[BEGIN]

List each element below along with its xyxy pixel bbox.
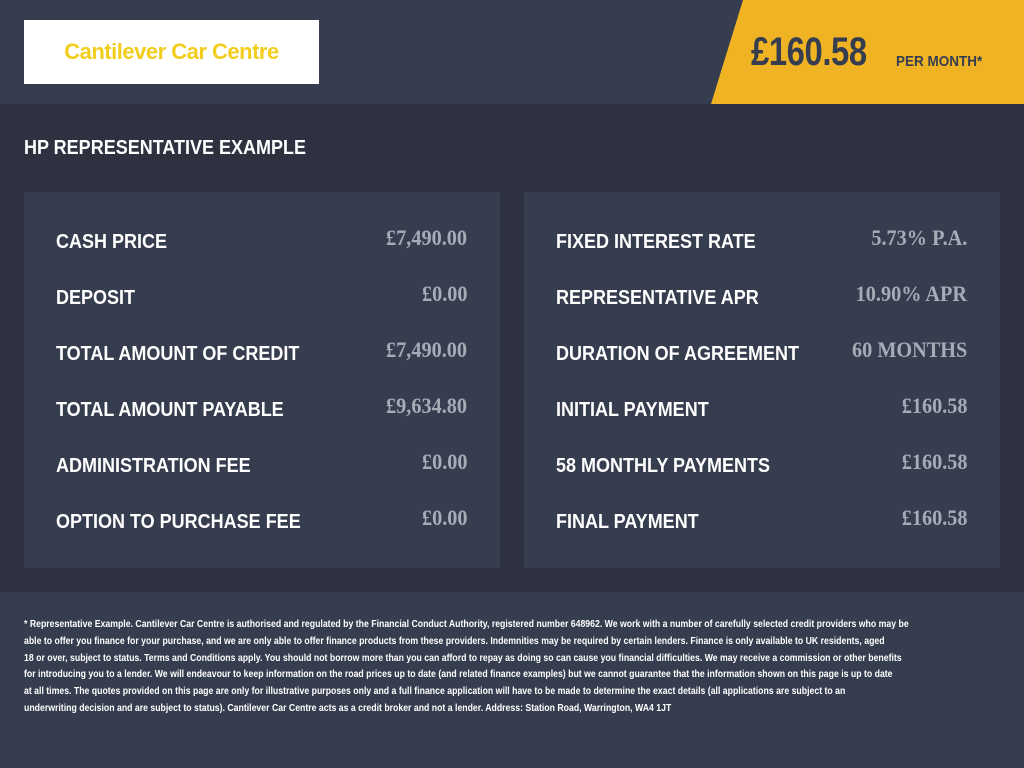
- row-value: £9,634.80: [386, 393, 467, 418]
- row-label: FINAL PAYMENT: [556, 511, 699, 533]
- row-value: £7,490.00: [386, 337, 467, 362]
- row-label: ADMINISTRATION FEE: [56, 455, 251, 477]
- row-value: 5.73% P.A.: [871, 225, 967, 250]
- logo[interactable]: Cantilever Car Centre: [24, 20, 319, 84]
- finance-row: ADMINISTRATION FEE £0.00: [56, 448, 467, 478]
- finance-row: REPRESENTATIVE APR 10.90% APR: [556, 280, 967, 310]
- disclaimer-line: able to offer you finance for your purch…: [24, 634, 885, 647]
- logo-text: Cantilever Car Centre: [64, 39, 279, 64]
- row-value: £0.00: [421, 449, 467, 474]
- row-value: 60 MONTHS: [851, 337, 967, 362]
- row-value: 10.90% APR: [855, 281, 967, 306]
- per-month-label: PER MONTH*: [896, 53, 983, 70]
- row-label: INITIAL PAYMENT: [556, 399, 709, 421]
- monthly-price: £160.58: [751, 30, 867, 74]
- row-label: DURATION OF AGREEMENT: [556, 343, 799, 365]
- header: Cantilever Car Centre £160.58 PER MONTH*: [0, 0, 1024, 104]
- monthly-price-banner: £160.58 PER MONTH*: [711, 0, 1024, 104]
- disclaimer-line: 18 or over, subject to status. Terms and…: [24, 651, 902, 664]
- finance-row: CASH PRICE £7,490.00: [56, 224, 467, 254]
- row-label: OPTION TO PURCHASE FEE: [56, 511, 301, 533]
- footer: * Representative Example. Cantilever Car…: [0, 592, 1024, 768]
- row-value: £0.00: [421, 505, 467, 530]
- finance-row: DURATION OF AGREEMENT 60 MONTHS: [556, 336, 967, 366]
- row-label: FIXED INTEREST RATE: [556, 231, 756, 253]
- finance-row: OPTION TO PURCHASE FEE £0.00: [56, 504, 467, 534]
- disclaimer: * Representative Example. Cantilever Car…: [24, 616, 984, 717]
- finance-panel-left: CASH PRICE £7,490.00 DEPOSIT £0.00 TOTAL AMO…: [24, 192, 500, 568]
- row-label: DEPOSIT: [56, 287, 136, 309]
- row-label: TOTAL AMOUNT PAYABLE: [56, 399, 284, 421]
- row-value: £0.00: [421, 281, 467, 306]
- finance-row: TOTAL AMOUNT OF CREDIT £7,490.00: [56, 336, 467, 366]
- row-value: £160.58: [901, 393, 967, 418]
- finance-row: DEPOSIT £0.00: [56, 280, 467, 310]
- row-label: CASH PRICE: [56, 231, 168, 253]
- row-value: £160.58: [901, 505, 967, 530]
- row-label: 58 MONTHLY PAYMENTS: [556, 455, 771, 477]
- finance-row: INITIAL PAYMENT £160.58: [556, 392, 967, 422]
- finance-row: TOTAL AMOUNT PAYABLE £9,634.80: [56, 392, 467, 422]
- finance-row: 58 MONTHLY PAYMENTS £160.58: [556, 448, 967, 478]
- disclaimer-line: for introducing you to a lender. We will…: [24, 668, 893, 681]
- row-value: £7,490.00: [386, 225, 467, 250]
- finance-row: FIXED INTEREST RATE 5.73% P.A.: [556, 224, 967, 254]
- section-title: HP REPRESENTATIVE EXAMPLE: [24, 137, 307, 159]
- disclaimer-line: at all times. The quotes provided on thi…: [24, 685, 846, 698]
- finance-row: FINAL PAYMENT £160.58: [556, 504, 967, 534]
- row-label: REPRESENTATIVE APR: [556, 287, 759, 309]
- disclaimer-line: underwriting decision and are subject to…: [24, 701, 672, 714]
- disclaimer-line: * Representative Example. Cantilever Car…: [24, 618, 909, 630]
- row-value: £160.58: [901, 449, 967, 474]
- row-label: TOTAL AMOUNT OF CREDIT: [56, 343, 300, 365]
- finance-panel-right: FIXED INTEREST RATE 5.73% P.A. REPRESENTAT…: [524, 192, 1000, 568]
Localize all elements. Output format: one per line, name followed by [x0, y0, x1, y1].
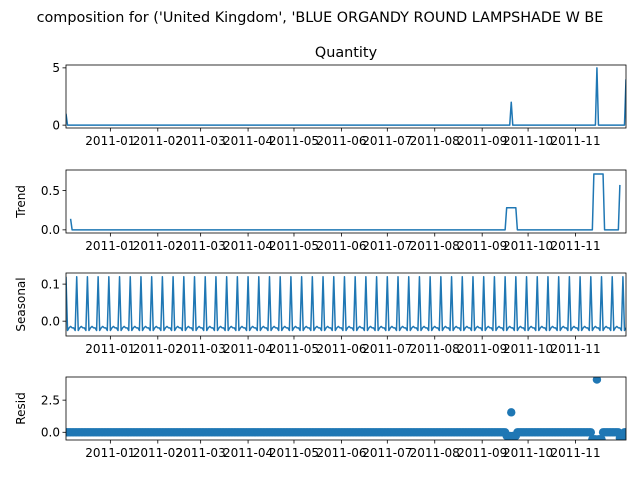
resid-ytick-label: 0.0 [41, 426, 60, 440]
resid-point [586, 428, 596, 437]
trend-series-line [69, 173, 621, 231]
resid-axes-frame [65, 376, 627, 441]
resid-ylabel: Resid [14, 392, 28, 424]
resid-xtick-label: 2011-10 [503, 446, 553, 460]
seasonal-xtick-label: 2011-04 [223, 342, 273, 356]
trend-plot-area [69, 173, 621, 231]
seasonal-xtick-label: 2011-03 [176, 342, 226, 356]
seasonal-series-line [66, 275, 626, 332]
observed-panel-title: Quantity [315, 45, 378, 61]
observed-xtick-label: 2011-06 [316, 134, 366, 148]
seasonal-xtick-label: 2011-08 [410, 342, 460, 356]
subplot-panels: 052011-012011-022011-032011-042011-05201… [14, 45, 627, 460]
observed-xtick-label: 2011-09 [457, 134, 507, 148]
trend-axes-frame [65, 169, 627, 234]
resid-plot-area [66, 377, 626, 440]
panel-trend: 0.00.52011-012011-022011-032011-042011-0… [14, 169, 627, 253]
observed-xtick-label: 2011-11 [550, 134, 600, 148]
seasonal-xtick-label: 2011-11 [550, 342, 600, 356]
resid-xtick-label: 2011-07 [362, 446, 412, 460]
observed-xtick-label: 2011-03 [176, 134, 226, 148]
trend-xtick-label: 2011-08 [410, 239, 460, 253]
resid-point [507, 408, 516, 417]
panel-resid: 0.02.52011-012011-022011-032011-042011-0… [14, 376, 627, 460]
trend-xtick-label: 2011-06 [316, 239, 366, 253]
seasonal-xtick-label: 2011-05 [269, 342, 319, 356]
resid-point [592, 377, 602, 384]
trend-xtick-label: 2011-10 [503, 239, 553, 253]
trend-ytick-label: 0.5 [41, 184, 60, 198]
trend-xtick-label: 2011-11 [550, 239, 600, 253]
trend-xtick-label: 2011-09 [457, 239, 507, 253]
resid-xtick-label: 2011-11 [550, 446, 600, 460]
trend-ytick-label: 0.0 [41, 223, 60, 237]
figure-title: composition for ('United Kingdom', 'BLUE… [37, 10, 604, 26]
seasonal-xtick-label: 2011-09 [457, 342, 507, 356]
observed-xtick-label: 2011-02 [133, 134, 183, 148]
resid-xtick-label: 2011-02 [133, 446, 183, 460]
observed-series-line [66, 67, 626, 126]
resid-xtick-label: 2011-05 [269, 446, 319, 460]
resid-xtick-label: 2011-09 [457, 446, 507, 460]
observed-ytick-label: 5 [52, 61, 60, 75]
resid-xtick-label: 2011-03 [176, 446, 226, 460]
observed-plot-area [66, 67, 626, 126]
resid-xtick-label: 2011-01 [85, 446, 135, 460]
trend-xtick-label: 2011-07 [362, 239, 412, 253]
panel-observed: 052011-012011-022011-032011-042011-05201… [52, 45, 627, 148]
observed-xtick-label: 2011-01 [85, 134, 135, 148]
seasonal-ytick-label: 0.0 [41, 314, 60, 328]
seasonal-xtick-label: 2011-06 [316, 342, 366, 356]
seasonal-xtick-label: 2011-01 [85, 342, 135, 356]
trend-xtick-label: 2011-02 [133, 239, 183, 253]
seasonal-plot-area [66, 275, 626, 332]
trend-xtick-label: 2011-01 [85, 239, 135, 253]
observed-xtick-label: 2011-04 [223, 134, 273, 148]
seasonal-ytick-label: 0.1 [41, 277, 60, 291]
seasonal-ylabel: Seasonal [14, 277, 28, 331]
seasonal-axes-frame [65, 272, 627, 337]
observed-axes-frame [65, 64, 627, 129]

[END]

§ Problem details
Please update the stretch of rows from the line that contains "resid-ytick-label: 0.0 [41, 426, 60, 440]" through the line that contains "seasonal-xtick-label: 2011-04 [223, 342, 273, 356]", replacing "xtick-label" with "x-tick-label" and leaving everything else unchanged.

§ Finished exercise
resid-ytick-label: 0.0 [41, 426, 60, 440]
resid-point [586, 428, 596, 437]
trend-series-line [69, 173, 621, 231]
resid-axes-frame [65, 376, 627, 441]
resid-ylabel: Resid [14, 392, 28, 424]
resid-x-tick-label: 2011-10 [503, 446, 553, 460]
seasonal-x-tick-label: 2011-04 [223, 342, 273, 356]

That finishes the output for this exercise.